Exercise objective —
Show all lines of the listing that hold the word "Second".

Data shown —
┌──

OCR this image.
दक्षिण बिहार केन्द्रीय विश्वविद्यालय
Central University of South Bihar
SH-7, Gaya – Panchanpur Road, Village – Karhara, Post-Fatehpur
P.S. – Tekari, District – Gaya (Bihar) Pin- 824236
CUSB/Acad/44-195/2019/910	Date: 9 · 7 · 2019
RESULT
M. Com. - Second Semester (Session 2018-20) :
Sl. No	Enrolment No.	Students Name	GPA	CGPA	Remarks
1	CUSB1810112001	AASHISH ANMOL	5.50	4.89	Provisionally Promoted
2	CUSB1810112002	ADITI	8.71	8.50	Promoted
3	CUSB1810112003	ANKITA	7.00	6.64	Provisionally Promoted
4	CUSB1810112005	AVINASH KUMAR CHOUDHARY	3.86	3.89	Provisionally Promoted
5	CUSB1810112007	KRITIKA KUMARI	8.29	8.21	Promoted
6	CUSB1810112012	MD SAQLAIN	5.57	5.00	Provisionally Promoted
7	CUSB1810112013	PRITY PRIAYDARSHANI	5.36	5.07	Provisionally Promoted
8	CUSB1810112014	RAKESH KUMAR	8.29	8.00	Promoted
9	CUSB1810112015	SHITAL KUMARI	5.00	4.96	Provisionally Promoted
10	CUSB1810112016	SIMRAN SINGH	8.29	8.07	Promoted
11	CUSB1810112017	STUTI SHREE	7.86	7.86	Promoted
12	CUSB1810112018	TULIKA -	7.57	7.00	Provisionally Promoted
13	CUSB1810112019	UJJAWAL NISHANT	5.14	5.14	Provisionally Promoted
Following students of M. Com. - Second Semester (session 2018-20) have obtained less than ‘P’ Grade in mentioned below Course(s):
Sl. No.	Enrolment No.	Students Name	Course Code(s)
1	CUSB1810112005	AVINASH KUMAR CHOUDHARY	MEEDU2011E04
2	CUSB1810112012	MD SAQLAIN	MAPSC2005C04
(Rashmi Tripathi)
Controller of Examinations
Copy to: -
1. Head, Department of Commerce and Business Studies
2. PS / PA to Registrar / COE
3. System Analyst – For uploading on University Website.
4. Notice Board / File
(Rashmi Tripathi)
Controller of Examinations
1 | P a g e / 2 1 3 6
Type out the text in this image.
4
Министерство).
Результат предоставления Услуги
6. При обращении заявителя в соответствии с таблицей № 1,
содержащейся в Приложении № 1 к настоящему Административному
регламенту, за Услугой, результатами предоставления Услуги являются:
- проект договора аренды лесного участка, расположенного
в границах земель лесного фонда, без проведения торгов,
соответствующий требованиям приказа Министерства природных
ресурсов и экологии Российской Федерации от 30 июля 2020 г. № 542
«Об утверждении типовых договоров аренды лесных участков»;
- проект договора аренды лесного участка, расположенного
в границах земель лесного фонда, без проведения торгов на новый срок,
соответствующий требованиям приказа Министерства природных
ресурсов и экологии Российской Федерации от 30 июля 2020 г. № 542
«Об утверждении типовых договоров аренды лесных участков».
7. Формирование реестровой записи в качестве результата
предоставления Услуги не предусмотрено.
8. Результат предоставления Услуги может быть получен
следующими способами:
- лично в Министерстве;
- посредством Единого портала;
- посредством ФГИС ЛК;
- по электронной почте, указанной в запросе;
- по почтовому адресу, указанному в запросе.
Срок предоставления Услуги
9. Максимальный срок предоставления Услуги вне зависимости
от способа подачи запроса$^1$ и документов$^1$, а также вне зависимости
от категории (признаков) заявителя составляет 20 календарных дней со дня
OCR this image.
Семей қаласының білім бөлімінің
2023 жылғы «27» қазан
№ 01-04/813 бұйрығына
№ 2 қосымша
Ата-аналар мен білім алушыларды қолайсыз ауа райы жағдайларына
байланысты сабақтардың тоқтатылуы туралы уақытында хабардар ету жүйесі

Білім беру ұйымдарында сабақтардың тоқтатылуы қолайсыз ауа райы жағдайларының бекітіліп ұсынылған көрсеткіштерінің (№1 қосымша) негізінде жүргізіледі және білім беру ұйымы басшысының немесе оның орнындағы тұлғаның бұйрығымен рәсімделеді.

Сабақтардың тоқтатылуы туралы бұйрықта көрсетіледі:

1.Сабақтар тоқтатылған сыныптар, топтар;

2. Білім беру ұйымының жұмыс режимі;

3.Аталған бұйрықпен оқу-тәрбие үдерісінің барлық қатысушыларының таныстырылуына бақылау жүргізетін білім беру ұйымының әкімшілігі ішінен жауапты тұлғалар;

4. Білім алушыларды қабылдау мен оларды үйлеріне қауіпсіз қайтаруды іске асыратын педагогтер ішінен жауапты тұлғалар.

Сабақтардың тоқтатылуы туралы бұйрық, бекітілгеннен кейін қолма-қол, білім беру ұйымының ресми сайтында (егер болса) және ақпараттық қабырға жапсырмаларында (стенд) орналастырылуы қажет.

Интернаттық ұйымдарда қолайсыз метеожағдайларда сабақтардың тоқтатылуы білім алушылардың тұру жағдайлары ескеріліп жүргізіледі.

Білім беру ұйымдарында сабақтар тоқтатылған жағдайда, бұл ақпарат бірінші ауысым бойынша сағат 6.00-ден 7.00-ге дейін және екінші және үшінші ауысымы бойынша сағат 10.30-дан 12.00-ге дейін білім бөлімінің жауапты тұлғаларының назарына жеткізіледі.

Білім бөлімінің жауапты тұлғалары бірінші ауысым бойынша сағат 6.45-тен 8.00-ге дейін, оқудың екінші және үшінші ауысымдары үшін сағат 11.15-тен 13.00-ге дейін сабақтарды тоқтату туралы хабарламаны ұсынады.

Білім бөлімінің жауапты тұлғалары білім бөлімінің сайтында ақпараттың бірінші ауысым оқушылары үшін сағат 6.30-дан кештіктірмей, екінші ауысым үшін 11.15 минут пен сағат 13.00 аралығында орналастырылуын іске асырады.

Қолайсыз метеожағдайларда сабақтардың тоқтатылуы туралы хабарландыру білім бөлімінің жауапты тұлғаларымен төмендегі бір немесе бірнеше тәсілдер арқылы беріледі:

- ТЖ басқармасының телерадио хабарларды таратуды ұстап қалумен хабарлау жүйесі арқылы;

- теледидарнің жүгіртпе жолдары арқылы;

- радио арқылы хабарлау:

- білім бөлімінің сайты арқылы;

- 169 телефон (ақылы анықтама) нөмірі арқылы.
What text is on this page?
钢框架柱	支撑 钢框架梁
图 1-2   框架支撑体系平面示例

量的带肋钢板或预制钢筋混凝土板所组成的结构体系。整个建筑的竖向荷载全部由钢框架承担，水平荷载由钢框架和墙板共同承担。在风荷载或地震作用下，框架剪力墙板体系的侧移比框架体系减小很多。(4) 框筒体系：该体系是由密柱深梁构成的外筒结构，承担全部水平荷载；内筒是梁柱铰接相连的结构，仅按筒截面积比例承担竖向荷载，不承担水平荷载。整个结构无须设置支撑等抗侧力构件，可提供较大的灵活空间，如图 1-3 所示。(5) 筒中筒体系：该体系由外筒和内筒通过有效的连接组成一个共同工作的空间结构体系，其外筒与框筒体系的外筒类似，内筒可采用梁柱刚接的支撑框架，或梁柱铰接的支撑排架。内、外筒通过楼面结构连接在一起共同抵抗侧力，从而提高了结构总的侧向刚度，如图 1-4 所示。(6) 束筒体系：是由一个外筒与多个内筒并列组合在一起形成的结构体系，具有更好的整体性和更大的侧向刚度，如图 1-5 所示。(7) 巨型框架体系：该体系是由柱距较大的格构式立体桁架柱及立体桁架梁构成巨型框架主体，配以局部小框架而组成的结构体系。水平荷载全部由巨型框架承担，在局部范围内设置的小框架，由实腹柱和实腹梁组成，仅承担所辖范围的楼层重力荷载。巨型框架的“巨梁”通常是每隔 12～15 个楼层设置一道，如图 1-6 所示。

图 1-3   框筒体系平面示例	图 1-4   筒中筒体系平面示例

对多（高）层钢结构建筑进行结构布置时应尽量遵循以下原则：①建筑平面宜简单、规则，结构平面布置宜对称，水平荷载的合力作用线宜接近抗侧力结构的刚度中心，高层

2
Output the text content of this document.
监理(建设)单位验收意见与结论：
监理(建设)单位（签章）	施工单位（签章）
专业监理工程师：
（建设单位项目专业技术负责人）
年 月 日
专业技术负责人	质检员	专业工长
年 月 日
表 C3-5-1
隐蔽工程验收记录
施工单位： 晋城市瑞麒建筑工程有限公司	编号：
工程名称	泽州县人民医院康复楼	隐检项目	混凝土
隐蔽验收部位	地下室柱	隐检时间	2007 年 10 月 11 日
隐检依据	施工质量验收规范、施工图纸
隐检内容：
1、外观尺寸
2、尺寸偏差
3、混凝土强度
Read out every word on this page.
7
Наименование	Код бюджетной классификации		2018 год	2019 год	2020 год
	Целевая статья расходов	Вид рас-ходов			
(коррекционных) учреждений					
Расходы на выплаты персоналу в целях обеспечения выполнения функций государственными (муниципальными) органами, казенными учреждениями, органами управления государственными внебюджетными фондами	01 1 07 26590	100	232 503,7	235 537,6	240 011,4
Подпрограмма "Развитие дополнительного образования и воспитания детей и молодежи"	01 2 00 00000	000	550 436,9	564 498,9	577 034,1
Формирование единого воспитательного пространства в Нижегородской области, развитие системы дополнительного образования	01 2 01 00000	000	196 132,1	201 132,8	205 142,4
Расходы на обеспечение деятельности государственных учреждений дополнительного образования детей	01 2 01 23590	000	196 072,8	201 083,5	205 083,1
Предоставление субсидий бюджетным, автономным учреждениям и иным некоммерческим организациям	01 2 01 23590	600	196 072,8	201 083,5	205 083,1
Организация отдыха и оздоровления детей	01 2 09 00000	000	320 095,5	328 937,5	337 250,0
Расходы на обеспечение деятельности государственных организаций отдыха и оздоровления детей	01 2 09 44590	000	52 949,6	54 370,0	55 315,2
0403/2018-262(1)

└──

Correct result —
M. Com. - Second Semester (Session 2018-20) :
Following students of M. Com. - Second Semester (session 2018-20) have obtained less than ‘P’ Grade in mentioned below Course(s):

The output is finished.